Written problem:
Extract the full listing verbatim and drop any pictures from your copy.

Stored data entries
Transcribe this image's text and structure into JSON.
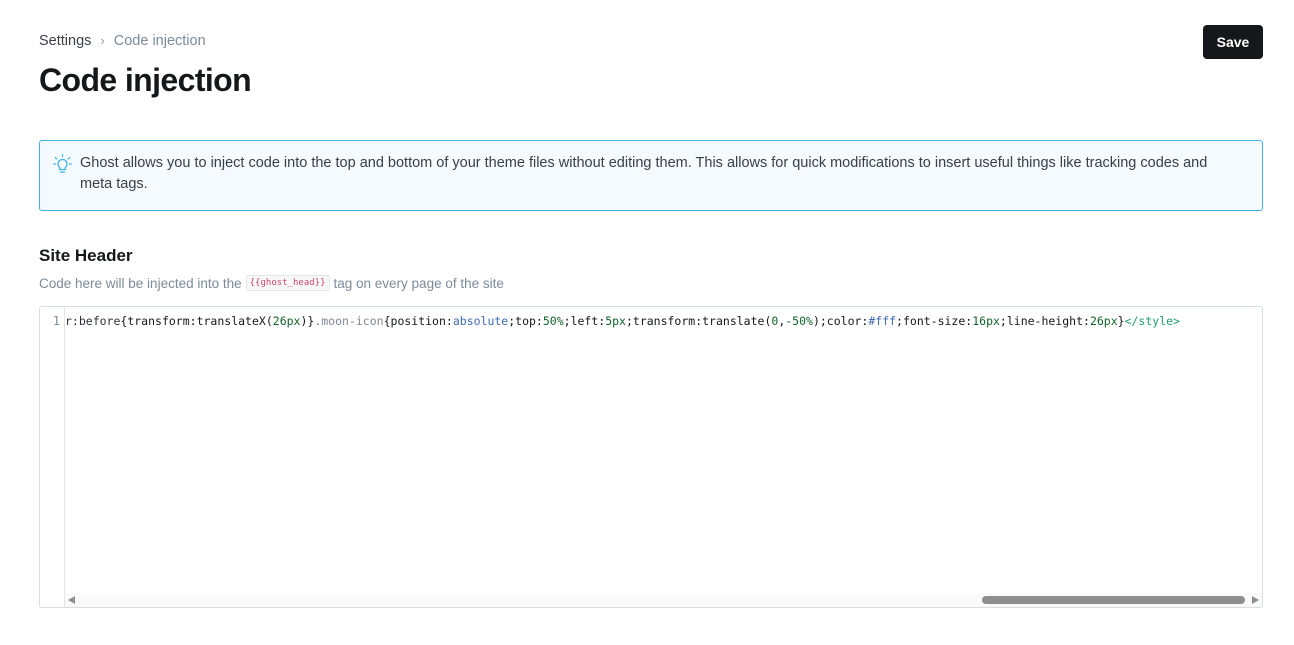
{
  "breadcrumb": {
    "root": "Settings",
    "separator": "›",
    "current": "Code injection"
  },
  "page": {
    "title": "Code injection"
  },
  "toolbar": {
    "save_label": "Save"
  },
  "info": {
    "icon": "lightbulb-icon",
    "text": "Ghost allows you to inject code into the top and bottom of your theme files without editing them. This allows for quick modifications to insert useful things like tracking codes and meta tags."
  },
  "site_header": {
    "title": "Site Header",
    "desc_before": "Code here will be injected into the",
    "tag": "{{ghost_head}}",
    "desc_after": "tag on every page of the site"
  },
  "editor": {
    "line_number": "1",
    "tokens": [
      {
        "t": "r:before",
        "c": "c-sel"
      },
      {
        "t": "{",
        "c": "c-prop"
      },
      {
        "t": "transform",
        "c": "c-prop"
      },
      {
        "t": ":",
        "c": "c-prop"
      },
      {
        "t": "translateX",
        "c": "c-prop"
      },
      {
        "t": "(",
        "c": "c-prop"
      },
      {
        "t": "26px",
        "c": "c-val-num"
      },
      {
        "t": ")}",
        "c": "c-prop"
      },
      {
        "t": ".moon-icon",
        "c": "c-cls"
      },
      {
        "t": "{",
        "c": "c-prop"
      },
      {
        "t": "position",
        "c": "c-prop"
      },
      {
        "t": ":",
        "c": "c-prop"
      },
      {
        "t": "absolute",
        "c": "c-val-kw"
      },
      {
        "t": ";top:",
        "c": "c-prop"
      },
      {
        "t": "50%",
        "c": "c-val-num"
      },
      {
        "t": ";left:",
        "c": "c-prop"
      },
      {
        "t": "5px",
        "c": "c-val-num"
      },
      {
        "t": ";transform:translate(",
        "c": "c-prop"
      },
      {
        "t": "0",
        "c": "c-val-num"
      },
      {
        "t": ",",
        "c": "c-prop"
      },
      {
        "t": "-50%",
        "c": "c-val-num"
      },
      {
        "t": ");color:",
        "c": "c-prop"
      },
      {
        "t": "#fff",
        "c": "c-hex"
      },
      {
        "t": ";font-size:",
        "c": "c-prop"
      },
      {
        "t": "16px",
        "c": "c-val-num"
      },
      {
        "t": ";line-height:",
        "c": "c-prop"
      },
      {
        "t": "26px",
        "c": "c-val-num"
      },
      {
        "t": "}",
        "c": "c-prop"
      },
      {
        "t": "</style>",
        "c": "c-tag"
      }
    ]
  },
  "colors": {
    "accent": "#42b2e8",
    "info_bg": "#f4fafd",
    "button_bg": "#15171a"
  }
}
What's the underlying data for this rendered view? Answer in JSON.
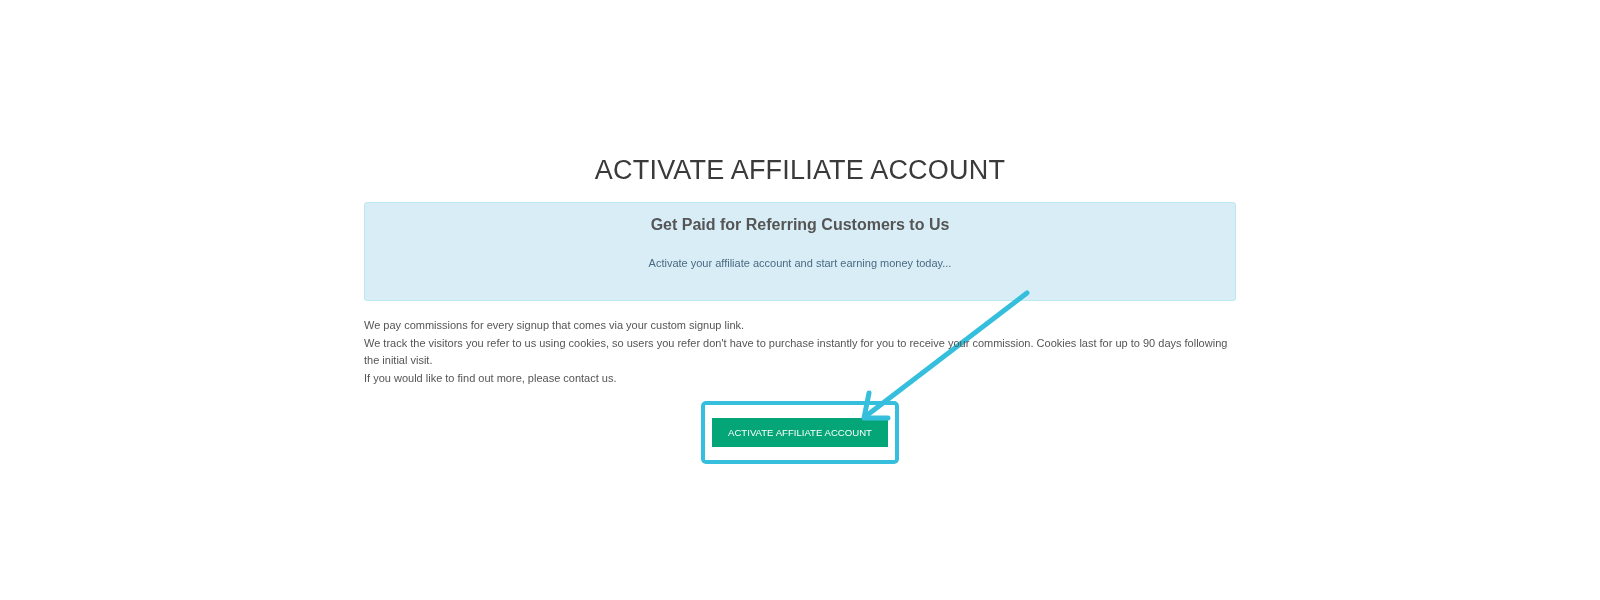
{
  "page": {
    "title": "ACTIVATE AFFILIATE ACCOUNT"
  },
  "banner": {
    "heading": "Get Paid for Referring Customers to Us",
    "text": "Activate your affiliate account and start earning money today..."
  },
  "description": [
    "We pay commissions for every signup that comes via your custom signup link.",
    "We track the visitors you refer to us using cookies, so users you refer don't have to purchase instantly for you to receive your commission. Cookies last for up to 90 days following the initial visit.",
    "If you would like to find out more, please contact us."
  ],
  "button": {
    "label": "ACTIVATE AFFILIATE ACCOUNT"
  }
}
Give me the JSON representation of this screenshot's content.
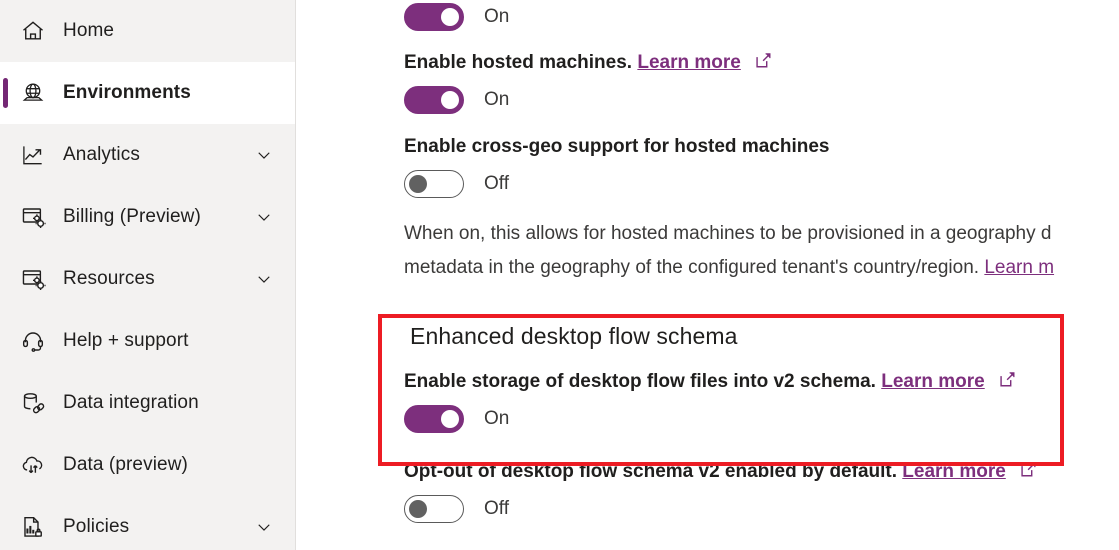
{
  "sidebar": {
    "items": [
      {
        "label": "Home",
        "icon": "home-icon",
        "selected": false,
        "expandable": false
      },
      {
        "label": "Environments",
        "icon": "globe-icon",
        "selected": true,
        "expandable": false
      },
      {
        "label": "Analytics",
        "icon": "line-chart-icon",
        "selected": false,
        "expandable": true
      },
      {
        "label": "Billing (Preview)",
        "icon": "window-gears-icon",
        "selected": false,
        "expandable": true
      },
      {
        "label": "Resources",
        "icon": "window-gears-icon",
        "selected": false,
        "expandable": true
      },
      {
        "label": "Help + support",
        "icon": "headset-icon",
        "selected": false,
        "expandable": false
      },
      {
        "label": "Data integration",
        "icon": "database-link-icon",
        "selected": false,
        "expandable": false
      },
      {
        "label": "Data (preview)",
        "icon": "cloud-sync-icon",
        "selected": false,
        "expandable": false
      },
      {
        "label": "Policies",
        "icon": "document-lock-icon",
        "selected": false,
        "expandable": true
      }
    ]
  },
  "main": {
    "settings": [
      {
        "id": "partial-top-toggle",
        "label": null,
        "state_label": "On",
        "state": "on"
      },
      {
        "id": "enable-hosted-machines",
        "label": "Enable hosted machines.",
        "link_label": "Learn more",
        "state_label": "On",
        "state": "on"
      },
      {
        "id": "enable-cross-geo-support",
        "label": "Enable cross-geo support for hosted machines",
        "state_label": "Off",
        "state": "off"
      }
    ],
    "cross_geo_description_line1": "When on, this allows for hosted machines to be provisioned in a geography d",
    "cross_geo_description_line2": "metadata in the geography of the configured tenant's country/region. ",
    "cross_geo_description_link": "Learn m",
    "highlighted_section": {
      "title": "Enhanced desktop flow schema",
      "setting_label": "Enable storage of desktop flow files into v2 schema.",
      "link_label": "Learn more",
      "state_label": "On",
      "state": "on"
    },
    "optout_setting": {
      "label": "Opt-out of desktop flow schema v2 enabled by default.",
      "link_label": "Learn more",
      "state_label": "Off",
      "state": "off"
    }
  },
  "colors": {
    "accent_purple": "#7d2f7d",
    "highlight_red": "#ed1c24",
    "sidebar_bg": "#f3f2f1",
    "text": "#201f1e"
  }
}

Response to the exercise:
Transcribe this image's text and structure into JSON.
{
  "breadcrumb": {
    "root": "Settings",
    "separator": "›",
    "current": "Code injection"
  },
  "page": {
    "title": "Code injection"
  },
  "toolbar": {
    "save_label": "Save"
  },
  "info": {
    "icon": "lightbulb-icon",
    "text": "Ghost allows you to inject code into the top and bottom of your theme files without editing them. This allows for quick modifications to insert useful things like tracking codes and meta tags."
  },
  "site_header": {
    "title": "Site Header",
    "desc_before": "Code here will be injected into the",
    "tag": "{{ghost_head}}",
    "desc_after": "tag on every page of the site"
  },
  "editor": {
    "line_number": "1",
    "tokens": [
      {
        "t": "r:before",
        "c": "c-sel"
      },
      {
        "t": "{",
        "c": "c-prop"
      },
      {
        "t": "transform",
        "c": "c-prop"
      },
      {
        "t": ":",
        "c": "c-prop"
      },
      {
        "t": "translateX",
        "c": "c-prop"
      },
      {
        "t": "(",
        "c": "c-prop"
      },
      {
        "t": "26px",
        "c": "c-val-num"
      },
      {
        "t": ")}",
        "c": "c-prop"
      },
      {
        "t": ".moon-icon",
        "c": "c-cls"
      },
      {
        "t": "{",
        "c": "c-prop"
      },
      {
        "t": "position",
        "c": "c-prop"
      },
      {
        "t": ":",
        "c": "c-prop"
      },
      {
        "t": "absolute",
        "c": "c-val-kw"
      },
      {
        "t": ";top:",
        "c": "c-prop"
      },
      {
        "t": "50%",
        "c": "c-val-num"
      },
      {
        "t": ";left:",
        "c": "c-prop"
      },
      {
        "t": "5px",
        "c": "c-val-num"
      },
      {
        "t": ";transform:translate(",
        "c": "c-prop"
      },
      {
        "t": "0",
        "c": "c-val-num"
      },
      {
        "t": ",",
        "c": "c-prop"
      },
      {
        "t": "-50%",
        "c": "c-val-num"
      },
      {
        "t": ");color:",
        "c": "c-prop"
      },
      {
        "t": "#fff",
        "c": "c-hex"
      },
      {
        "t": ";font-size:",
        "c": "c-prop"
      },
      {
        "t": "16px",
        "c": "c-val-num"
      },
      {
        "t": ";line-height:",
        "c": "c-prop"
      },
      {
        "t": "26px",
        "c": "c-val-num"
      },
      {
        "t": "}",
        "c": "c-prop"
      },
      {
        "t": "</style>",
        "c": "c-tag"
      }
    ]
  },
  "colors": {
    "accent": "#42b2e8",
    "info_bg": "#f4fafd",
    "button_bg": "#15171a"
  }
}
What's the underlying data for this rendered view? Answer in JSON.
{
  "page": {
    "title": "ACTIVATE AFFILIATE ACCOUNT"
  },
  "banner": {
    "heading": "Get Paid for Referring Customers to Us",
    "text": "Activate your affiliate account and start earning money today..."
  },
  "description": [
    "We pay commissions for every signup that comes via your custom signup link.",
    "We track the visitors you refer to us using cookies, so users you refer don't have to purchase instantly for you to receive your commission. Cookies last for up to 90 days following the initial visit.",
    "If you would like to find out more, please contact us."
  ],
  "button": {
    "label": "ACTIVATE AFFILIATE ACCOUNT"
  }
}
Give me the JSON representation of this screenshot's content.
{
  "sidebar": {
    "items": [
      {
        "label": "Home",
        "icon": "home-icon",
        "selected": false,
        "expandable": false
      },
      {
        "label": "Environments",
        "icon": "globe-icon",
        "selected": true,
        "expandable": false
      },
      {
        "label": "Analytics",
        "icon": "line-chart-icon",
        "selected": false,
        "expandable": true
      },
      {
        "label": "Billing (Preview)",
        "icon": "window-gears-icon",
        "selected": false,
        "expandable": true
      },
      {
        "label": "Resources",
        "icon": "window-gears-icon",
        "selected": false,
        "expandable": true
      },
      {
        "label": "Help + support",
        "icon": "headset-icon",
        "selected": false,
        "expandable": false
      },
      {
        "label": "Data integration",
        "icon": "database-link-icon",
        "selected": false,
        "expandable": false
      },
      {
        "label": "Data (preview)",
        "icon": "cloud-sync-icon",
        "selected": false,
        "expandable": false
      },
      {
        "label": "Policies",
        "icon": "document-lock-icon",
        "selected": false,
        "expandable": true
      }
    ]
  },
  "main": {
    "settings": [
      {
        "id": "partial-top-toggle",
        "label": null,
        "state_label": "On",
        "state": "on"
      },
      {
        "id": "enable-hosted-machines",
        "label": "Enable hosted machines.",
        "link_label": "Learn more",
        "state_label": "On",
        "state": "on"
      },
      {
        "id": "enable-cross-geo-support",
        "label": "Enable cross-geo support for hosted machines",
        "state_label": "Off",
        "state": "off"
      }
    ],
    "cross_geo_description_line1": "When on, this allows for hosted machines to be provisioned in a geography d",
    "cross_geo_description_line2": "metadata in the geography of the configured tenant's country/region. ",
    "cross_geo_description_link": "Learn m",
    "highlighted_section": {
      "title": "Enhanced desktop flow schema",
      "setting_label": "Enable storage of desktop flow files into v2 schema.",
      "link_label": "Learn more",
      "state_label": "On",
      "state": "on"
    },
    "optout_setting": {
      "label": "Opt-out of desktop flow schema v2 enabled by default.",
      "link_label": "Learn more",
      "state_label": "Off",
      "state": "off"
    }
  },
  "colors": {
    "accent_purple": "#7d2f7d",
    "highlight_red": "#ed1c24",
    "sidebar_bg": "#f3f2f1",
    "text": "#201f1e"
  }
}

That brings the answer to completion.